REQUIRED WORK –
Please find all lines in the data that hold the string "Peak" and copy them.

DATASET ROWS –
---
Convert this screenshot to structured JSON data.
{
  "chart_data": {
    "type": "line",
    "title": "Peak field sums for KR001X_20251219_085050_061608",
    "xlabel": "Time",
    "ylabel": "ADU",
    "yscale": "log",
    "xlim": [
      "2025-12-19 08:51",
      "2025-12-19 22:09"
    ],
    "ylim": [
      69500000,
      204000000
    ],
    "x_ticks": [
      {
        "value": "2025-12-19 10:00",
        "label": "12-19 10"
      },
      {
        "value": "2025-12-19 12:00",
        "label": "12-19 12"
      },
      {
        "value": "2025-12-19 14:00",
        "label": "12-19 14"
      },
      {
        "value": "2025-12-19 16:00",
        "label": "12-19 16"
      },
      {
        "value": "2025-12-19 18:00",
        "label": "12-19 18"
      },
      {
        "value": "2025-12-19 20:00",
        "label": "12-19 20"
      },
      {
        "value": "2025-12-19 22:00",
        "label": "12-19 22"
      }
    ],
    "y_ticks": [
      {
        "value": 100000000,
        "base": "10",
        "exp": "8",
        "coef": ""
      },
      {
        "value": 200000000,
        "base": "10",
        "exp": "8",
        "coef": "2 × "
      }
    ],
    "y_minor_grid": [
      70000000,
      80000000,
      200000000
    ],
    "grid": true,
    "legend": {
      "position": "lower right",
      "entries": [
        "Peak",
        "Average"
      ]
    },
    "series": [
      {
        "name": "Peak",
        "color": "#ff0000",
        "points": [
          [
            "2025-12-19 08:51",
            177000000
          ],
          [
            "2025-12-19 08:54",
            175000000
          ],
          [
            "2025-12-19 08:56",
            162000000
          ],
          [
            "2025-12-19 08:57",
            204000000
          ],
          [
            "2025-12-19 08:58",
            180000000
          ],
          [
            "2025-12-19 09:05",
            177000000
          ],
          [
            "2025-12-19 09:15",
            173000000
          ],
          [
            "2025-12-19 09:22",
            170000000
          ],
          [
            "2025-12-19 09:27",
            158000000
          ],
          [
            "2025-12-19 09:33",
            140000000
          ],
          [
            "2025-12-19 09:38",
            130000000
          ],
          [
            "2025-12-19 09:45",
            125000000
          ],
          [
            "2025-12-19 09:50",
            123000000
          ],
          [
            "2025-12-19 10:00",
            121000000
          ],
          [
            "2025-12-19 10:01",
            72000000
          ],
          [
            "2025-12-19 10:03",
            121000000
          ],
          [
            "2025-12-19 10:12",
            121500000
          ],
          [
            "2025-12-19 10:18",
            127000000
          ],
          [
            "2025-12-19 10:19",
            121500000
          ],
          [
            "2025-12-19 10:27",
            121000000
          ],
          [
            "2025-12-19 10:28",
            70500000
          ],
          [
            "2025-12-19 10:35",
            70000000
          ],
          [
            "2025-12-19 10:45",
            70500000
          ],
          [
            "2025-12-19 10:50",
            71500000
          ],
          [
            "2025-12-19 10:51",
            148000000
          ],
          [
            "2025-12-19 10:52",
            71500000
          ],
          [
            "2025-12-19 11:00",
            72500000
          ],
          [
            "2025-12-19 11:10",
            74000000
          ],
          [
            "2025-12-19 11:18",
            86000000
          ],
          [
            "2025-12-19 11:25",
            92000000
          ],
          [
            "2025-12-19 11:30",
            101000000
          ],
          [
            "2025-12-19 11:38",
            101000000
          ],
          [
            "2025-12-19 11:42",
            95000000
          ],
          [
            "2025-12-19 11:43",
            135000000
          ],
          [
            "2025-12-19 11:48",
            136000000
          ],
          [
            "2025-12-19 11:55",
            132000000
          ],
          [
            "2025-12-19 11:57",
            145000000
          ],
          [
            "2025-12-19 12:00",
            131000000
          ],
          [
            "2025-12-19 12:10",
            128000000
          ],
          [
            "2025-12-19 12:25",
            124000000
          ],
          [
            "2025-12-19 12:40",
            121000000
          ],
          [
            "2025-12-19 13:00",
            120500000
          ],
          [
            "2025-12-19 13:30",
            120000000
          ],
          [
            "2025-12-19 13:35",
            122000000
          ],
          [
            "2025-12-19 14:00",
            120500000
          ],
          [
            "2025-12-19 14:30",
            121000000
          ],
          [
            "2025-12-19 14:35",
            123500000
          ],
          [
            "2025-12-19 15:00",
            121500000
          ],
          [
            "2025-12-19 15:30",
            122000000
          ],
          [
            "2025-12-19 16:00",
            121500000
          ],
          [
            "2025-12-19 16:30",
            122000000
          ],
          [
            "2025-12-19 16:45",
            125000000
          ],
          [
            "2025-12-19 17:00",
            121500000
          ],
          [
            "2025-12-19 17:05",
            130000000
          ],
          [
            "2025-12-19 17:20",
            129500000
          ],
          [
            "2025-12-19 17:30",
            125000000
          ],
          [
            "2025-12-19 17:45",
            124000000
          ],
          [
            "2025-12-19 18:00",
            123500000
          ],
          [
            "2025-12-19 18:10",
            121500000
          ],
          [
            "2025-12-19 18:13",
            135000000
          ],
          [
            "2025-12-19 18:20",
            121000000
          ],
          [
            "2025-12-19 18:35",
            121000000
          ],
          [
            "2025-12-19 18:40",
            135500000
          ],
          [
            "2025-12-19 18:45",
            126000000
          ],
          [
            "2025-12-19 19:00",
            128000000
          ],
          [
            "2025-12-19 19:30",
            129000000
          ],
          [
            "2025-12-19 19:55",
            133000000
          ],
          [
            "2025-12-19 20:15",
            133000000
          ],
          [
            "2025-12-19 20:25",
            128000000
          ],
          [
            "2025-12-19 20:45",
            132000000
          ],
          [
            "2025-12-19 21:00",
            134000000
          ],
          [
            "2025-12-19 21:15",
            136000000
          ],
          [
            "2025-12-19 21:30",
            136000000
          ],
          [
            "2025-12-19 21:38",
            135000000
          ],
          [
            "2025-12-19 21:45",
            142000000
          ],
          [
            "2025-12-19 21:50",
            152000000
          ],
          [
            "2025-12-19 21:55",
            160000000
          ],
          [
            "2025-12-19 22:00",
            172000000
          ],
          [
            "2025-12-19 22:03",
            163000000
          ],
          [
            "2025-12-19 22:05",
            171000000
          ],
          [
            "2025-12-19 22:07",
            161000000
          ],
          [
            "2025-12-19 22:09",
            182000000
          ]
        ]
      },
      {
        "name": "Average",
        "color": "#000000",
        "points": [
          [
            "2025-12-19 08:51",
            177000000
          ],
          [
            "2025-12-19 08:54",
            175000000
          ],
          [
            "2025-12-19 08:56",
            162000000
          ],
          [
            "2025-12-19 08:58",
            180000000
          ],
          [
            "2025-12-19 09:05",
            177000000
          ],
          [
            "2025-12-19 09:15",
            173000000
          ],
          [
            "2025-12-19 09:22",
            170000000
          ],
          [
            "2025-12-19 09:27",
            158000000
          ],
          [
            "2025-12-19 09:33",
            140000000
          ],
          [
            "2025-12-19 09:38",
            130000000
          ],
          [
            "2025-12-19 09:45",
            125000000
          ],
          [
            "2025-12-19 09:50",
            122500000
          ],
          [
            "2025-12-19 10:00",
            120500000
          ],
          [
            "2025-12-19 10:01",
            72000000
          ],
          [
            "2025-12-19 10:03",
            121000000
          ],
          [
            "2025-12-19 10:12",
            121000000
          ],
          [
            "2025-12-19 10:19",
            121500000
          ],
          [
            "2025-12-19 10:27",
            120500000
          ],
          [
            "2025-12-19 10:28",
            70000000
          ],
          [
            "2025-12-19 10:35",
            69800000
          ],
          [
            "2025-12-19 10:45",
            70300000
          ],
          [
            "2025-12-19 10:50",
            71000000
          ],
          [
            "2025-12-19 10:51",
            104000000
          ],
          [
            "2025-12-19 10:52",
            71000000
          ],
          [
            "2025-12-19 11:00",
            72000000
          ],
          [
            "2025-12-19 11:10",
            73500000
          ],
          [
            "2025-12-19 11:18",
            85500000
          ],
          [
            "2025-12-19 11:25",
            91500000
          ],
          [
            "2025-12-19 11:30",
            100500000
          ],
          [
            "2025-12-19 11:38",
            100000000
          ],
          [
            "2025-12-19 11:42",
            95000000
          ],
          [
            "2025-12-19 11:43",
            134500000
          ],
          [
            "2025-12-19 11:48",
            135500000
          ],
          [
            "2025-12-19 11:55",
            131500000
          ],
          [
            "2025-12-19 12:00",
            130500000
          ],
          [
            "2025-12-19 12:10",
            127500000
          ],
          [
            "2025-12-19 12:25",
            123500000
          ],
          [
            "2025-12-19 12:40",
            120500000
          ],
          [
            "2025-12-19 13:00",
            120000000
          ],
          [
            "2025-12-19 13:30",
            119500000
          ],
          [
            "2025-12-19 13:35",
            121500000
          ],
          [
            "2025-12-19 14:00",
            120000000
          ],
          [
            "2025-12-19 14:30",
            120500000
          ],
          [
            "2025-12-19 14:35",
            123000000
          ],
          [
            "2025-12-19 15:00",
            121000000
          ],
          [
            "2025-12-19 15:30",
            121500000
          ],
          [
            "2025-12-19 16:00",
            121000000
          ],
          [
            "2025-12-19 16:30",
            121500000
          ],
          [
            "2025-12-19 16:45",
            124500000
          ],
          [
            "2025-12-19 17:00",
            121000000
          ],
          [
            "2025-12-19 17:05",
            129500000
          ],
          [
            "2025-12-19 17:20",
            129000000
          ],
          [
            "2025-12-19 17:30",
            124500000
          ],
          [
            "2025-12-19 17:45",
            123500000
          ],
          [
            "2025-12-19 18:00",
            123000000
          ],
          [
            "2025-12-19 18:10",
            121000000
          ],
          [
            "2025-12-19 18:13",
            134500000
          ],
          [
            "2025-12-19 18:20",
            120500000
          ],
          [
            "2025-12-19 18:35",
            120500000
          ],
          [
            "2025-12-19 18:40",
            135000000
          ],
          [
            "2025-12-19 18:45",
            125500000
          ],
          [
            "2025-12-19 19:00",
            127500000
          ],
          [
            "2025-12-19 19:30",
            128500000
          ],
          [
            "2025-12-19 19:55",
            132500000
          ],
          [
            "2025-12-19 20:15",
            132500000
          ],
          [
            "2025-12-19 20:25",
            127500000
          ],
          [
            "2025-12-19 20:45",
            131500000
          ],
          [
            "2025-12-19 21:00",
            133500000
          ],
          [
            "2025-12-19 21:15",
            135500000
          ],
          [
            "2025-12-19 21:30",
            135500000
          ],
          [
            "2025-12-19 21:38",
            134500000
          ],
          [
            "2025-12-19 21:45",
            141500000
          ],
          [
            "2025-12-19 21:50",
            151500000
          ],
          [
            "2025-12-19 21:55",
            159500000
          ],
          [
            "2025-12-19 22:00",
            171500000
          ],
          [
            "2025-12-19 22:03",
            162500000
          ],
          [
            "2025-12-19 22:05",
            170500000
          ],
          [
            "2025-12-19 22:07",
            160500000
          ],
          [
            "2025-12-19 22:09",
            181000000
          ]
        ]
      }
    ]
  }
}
---
COMPLETE ANSWER –
    "title": "Peak field sums for KR001X_20251219_085050_061608",
        "Peak",
        "name": "Peak",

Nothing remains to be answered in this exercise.